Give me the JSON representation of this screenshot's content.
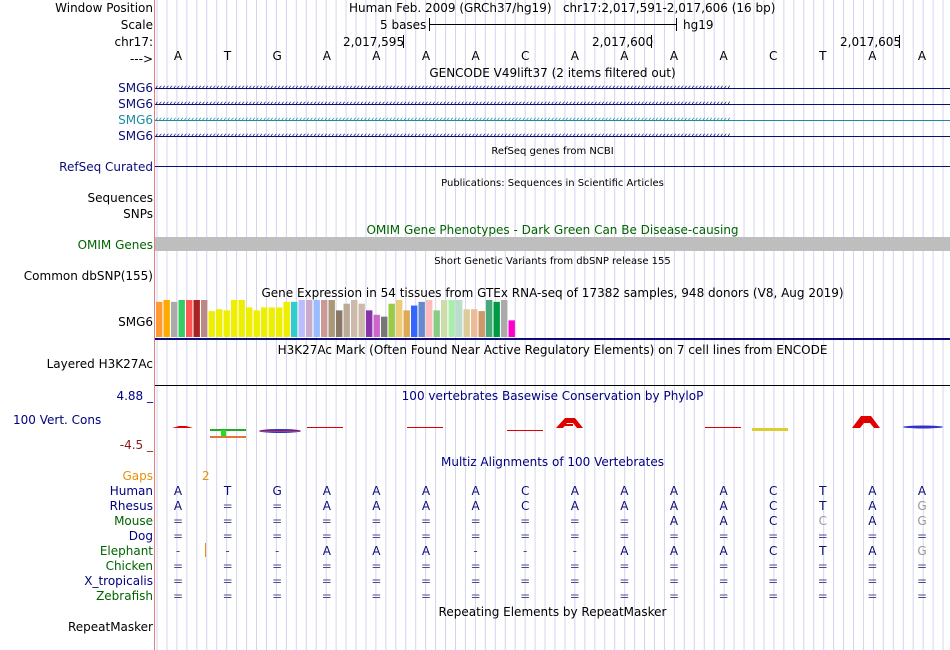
{
  "header": {
    "window_position_label": "Window Position",
    "scale_label": "Scale",
    "chrom_label": "chr17:",
    "strand_label": "--->",
    "assembly_title": "Human Feb. 2009 (GRCh37/hg19)   chr17:2,017,591-2,017,606 (16 bp)",
    "scale_text": "5 bases",
    "db_text": "hg19",
    "positions": [
      "2,017,595",
      "2,017,600",
      "2,017,605"
    ]
  },
  "bases": [
    "A",
    "T",
    "G",
    "A",
    "A",
    "A",
    "A",
    "C",
    "A",
    "A",
    "A",
    "A",
    "C",
    "T",
    "A",
    "A"
  ],
  "gencode": {
    "title": "GENCODE V49lift37 (2 items filtered out)",
    "genes": [
      {
        "label": "SMG6",
        "color": "#0c0c78"
      },
      {
        "label": "SMG6",
        "color": "#0c0c78"
      },
      {
        "label": "SMG6",
        "color": "#1e8ca0"
      },
      {
        "label": "SMG6",
        "color": "#0c0c78"
      }
    ]
  },
  "refseq": {
    "title": "RefSeq genes from NCBI",
    "label": "RefSeq Curated"
  },
  "publications": {
    "title": "Publications: Sequences in Scientific Articles",
    "label": "Sequences"
  },
  "snps_label": "SNPs",
  "omim": {
    "title": "OMIM Gene Phenotypes - Dark Green Can Be Disease-causing",
    "label": "OMIM Genes",
    "bar_color": "#bebebe"
  },
  "dbsnp": {
    "title": "Short Genetic Variants from dbSNP release 155",
    "label": "Common dbSNP(155)"
  },
  "gtex": {
    "title": "Gene Expression in 54 tissues from GTEx RNA-seq of 17382 samples, 948 donors (V8, Aug 2019)",
    "label": "SMG6",
    "bars": [
      {
        "v": 0.95,
        "c": "#ff9933"
      },
      {
        "v": 1.0,
        "c": "#ffaa00"
      },
      {
        "v": 0.95,
        "c": "#aaaaaa"
      },
      {
        "v": 1.0,
        "c": "#33cc66"
      },
      {
        "v": 1.0,
        "c": "#ff5555"
      },
      {
        "v": 1.0,
        "c": "#aa2222"
      },
      {
        "v": 1.0,
        "c": "#bb8888"
      },
      {
        "v": 0.7,
        "c": "#eeee00"
      },
      {
        "v": 0.75,
        "c": "#eeee00"
      },
      {
        "v": 0.72,
        "c": "#eeee00"
      },
      {
        "v": 1.0,
        "c": "#eeee00"
      },
      {
        "v": 1.0,
        "c": "#eeee00"
      },
      {
        "v": 0.8,
        "c": "#eeee00"
      },
      {
        "v": 0.72,
        "c": "#eeee00"
      },
      {
        "v": 0.8,
        "c": "#eeee00"
      },
      {
        "v": 0.8,
        "c": "#eeee00"
      },
      {
        "v": 0.8,
        "c": "#eeee00"
      },
      {
        "v": 0.95,
        "c": "#eeee00"
      },
      {
        "v": 0.95,
        "c": "#33cccc"
      },
      {
        "v": 1.0,
        "c": "#bbbbff"
      },
      {
        "v": 1.0,
        "c": "#ccaacc"
      },
      {
        "v": 1.0,
        "c": "#99bbff"
      },
      {
        "v": 1.0,
        "c": "#cc9999"
      },
      {
        "v": 1.0,
        "c": "#aa9977"
      },
      {
        "v": 0.72,
        "c": "#887766"
      },
      {
        "v": 0.9,
        "c": "#bbaa99"
      },
      {
        "v": 1.0,
        "c": "#ccbbaa"
      },
      {
        "v": 0.9,
        "c": "#ccbbaa"
      },
      {
        "v": 0.72,
        "c": "#8833aa"
      },
      {
        "v": 0.6,
        "c": "#cc66cc"
      },
      {
        "v": 0.55,
        "c": "#777777"
      },
      {
        "v": 0.9,
        "c": "#99cc44"
      },
      {
        "v": 1.0,
        "c": "#eecc77"
      },
      {
        "v": 0.72,
        "c": "#ddaa55"
      },
      {
        "v": 0.85,
        "c": "#3366ff"
      },
      {
        "v": 0.95,
        "c": "#6688cc"
      },
      {
        "v": 1.0,
        "c": "#ffbbbb"
      },
      {
        "v": 0.72,
        "c": "#88cc88"
      },
      {
        "v": 1.0,
        "c": "#ccddaa"
      },
      {
        "v": 1.0,
        "c": "#aaeeaa"
      },
      {
        "v": 1.0,
        "c": "#bbddcc"
      },
      {
        "v": 0.75,
        "c": "#ddcc99"
      },
      {
        "v": 0.75,
        "c": "#eebb99"
      },
      {
        "v": 0.7,
        "c": "#cc9966"
      },
      {
        "v": 1.0,
        "c": "#44aa77"
      },
      {
        "v": 0.95,
        "c": "#009944"
      },
      {
        "v": 1.0,
        "c": "#aaaaaa"
      },
      {
        "v": 0.45,
        "c": "#ff00cc"
      }
    ]
  },
  "h3k27ac": {
    "title": "H3K27Ac Mark (Often Found Near Active Regulatory Elements) on 7 cell lines from ENCODE",
    "label": "Layered H3K27Ac"
  },
  "phylop": {
    "title": "100 vertebrates Basewise Conservation by PhyloP",
    "label": "100 Vert. Cons",
    "max_label": "4.88 _",
    "min_label": "-4.5 _"
  },
  "multiz": {
    "title": "Multiz Alignments of 100 Vertebrates",
    "gaps_label": "Gaps",
    "gaps_value": "2",
    "species": [
      {
        "name": "Human",
        "color": "#000080",
        "row": [
          "A",
          "T",
          "G",
          "A",
          "A",
          "A",
          "A",
          "C",
          "A",
          "A",
          "A",
          "A",
          "C",
          "T",
          "A",
          "A"
        ]
      },
      {
        "name": "Rhesus",
        "color": "#000080",
        "row": [
          "A",
          "=",
          "=",
          "A",
          "A",
          "A",
          "A",
          "C",
          "A",
          "A",
          "A",
          "A",
          "C",
          "T",
          "A",
          "G"
        ]
      },
      {
        "name": "Mouse",
        "color": "#006400",
        "row": [
          "=",
          "=",
          "=",
          "=",
          "=",
          "=",
          "=",
          "=",
          "=",
          "=",
          "A",
          "A",
          "C",
          "C",
          "A",
          "G"
        ]
      },
      {
        "name": "Dog",
        "color": "#000080",
        "row": [
          "=",
          "=",
          "=",
          "=",
          "=",
          "=",
          "=",
          "=",
          "=",
          "=",
          "=",
          "=",
          "=",
          "=",
          "=",
          "="
        ]
      },
      {
        "name": "Elephant",
        "color": "#006400",
        "row": [
          "-",
          "-",
          "-",
          "A",
          "A",
          "A",
          "-",
          "-",
          "-",
          "A",
          "A",
          "A",
          "C",
          "T",
          "A",
          "G"
        ]
      },
      {
        "name": "Chicken",
        "color": "#006400",
        "row": [
          "=",
          "=",
          "=",
          "=",
          "=",
          "=",
          "=",
          "=",
          "=",
          "=",
          "=",
          "=",
          "=",
          "=",
          "=",
          "="
        ]
      },
      {
        "name": "X_tropicalis",
        "color": "#000080",
        "row": [
          "=",
          "=",
          "=",
          "=",
          "=",
          "=",
          "=",
          "=",
          "=",
          "=",
          "=",
          "=",
          "=",
          "=",
          "=",
          "="
        ]
      },
      {
        "name": "Zebrafish",
        "color": "#006400",
        "row": [
          "=",
          "=",
          "=",
          "=",
          "=",
          "=",
          "=",
          "=",
          "=",
          "=",
          "=",
          "=",
          "=",
          "=",
          "=",
          "="
        ]
      }
    ]
  },
  "repeatmasker": {
    "title": "Repeating Elements by RepeatMasker",
    "label": "RepeatMasker"
  }
}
^^^^^^^^^^^^^^^^
▶ [Problem]: Whenever the string "from" shows up in a line of the records, copy that line.

▶ [Written response]:
    "title": "RefSeq genes from NCBI",
    "title": "Short Genetic Variants from dbSNP release 155",
    "title": "Gene Expression in 54 tissues from GTEx RNA-seq of 17382 samples, 948 donors (V8, Aug 2019)",
    "title": "H3K27Ac Mark (Often Found Near Active Regulatory Elements) on 7 cell lines from ENCODE",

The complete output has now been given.